YOUR OBJECTIVE:
Pictures stay out of your copy, but everything else in the records below must be repeated exactly.

STORED DATA:
○ ○ ○ ○ ○ ○ ○

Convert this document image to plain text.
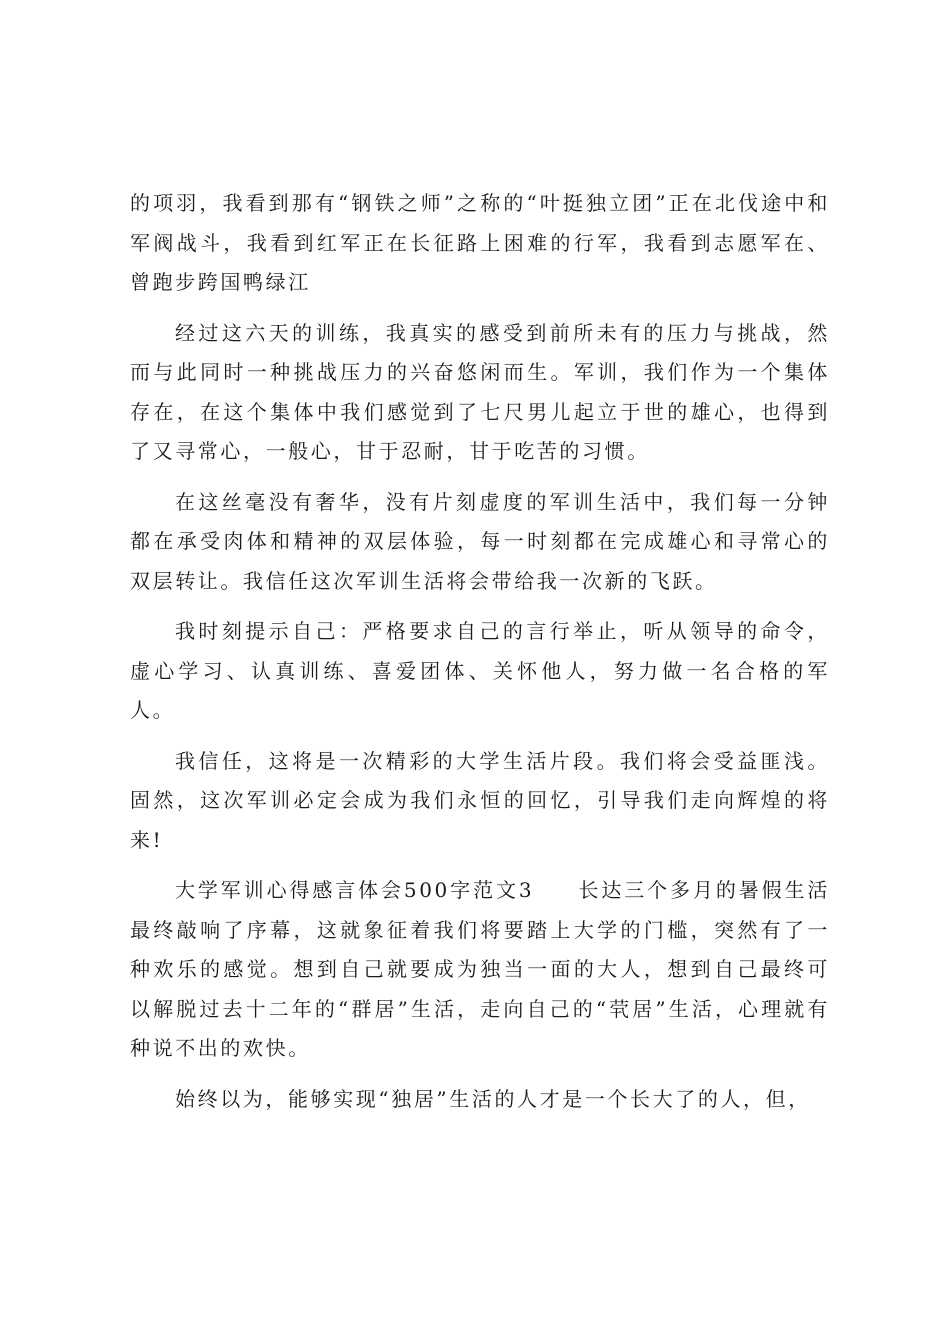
的项羽，我看到那有“钢铁之师”之称的“叶挺独立团”正在北伐途中和军阀战斗，我看到红军正在长征路上困难的行军，我看到志愿军在、曾跑步跨国鸭绿江

经过这六天的训练，我真实的感受到前所未有的压力与挑战，然而与此同时一种挑战压力的兴奋悠闲而生。军训，我们作为一个集体存在，在这个集体中我们感觉到了七尺男儿起立于世的雄心，也得到了又寻常心，一般心，甘于忍耐，甘于吃苦的习惯。

在这丝毫没有奢华，没有片刻虚度的军训生活中，我们每一分钟都在承受肉体和精神的双层体验，每一时刻都在完成雄心和寻常心的双层转让。我信任这次军训生活将会带给我一次新的飞跃。

我时刻提示自己：严格要求自己的言行举止，听从领导的命令，虚心学习、认真训练、喜爱团体、关怀他人，努力做一名合格的军人。

我信任，这将是一次精彩的大学生活片段。我们将会受益匪浅。固然，这次军训必定会成为我们永恒的回忆，引导我们走向辉煌的将来!

大学军训心得感言体会500字范文3 长达三个多月的暑假生活最终敲响了序幕，这就象征着我们将要踏上大学的门槛，突然有了一种欢乐的感觉。想到自己就要成为独当一面的大人，想到自己最终可以解脱过去十二年的“群居”生活，走向自己的“茕居”生活，心理就有种说不出的欢快。

始终以为，能够实现“独居”生活的人才是一个长大了的人，但，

○ ○ ○ ○ ○ ○ ○

TASK SOLUTION:
Convert this document image to plain text.
的项羽，我看到那有“钢铁之师”之称的“叶挺独立团”正在北伐途中和军阀战斗，我看到红军正在长征路上困难的行军，我看到志愿军在、曾跑步跨国鸭绿江

经过这六天的训练，我真实的感受到前所未有的压力与挑战，然而与此同时一种挑战压力的兴奋悠闲而生。军训，我们作为一个集体存在，在这个集体中我们感觉到了七尺男儿起立于世的雄心，也得到了又寻常心，一般心，甘于忍耐，甘于吃苦的习惯。

在这丝毫没有奢华，没有片刻虚度的军训生活中，我们每一分钟都在承受肉体和精神的双层体验，每一时刻都在完成雄心和寻常心的双层转让。我信任这次军训生活将会带给我一次新的飞跃。

我时刻提示自己：严格要求自己的言行举止，听从领导的命令，虚心学习、认真训练、喜爱团体、关怀他人，努力做一名合格的军人。

我信任，这将是一次精彩的大学生活片段。我们将会受益匪浅。固然，这次军训必定会成为我们永恒的回忆，引导我们走向辉煌的将来!

大学军训心得感言体会500字范文3 长达三个多月的暑假生活最终敲响了序幕，这就象征着我们将要踏上大学的门槛，突然有了一种欢乐的感觉。想到自己就要成为独当一面的大人，想到自己最终可以解脱过去十二年的“群居”生活，走向自己的“茕居”生活，心理就有种说不出的欢快。

始终以为，能够实现“独居”生活的人才是一个长大了的人，但，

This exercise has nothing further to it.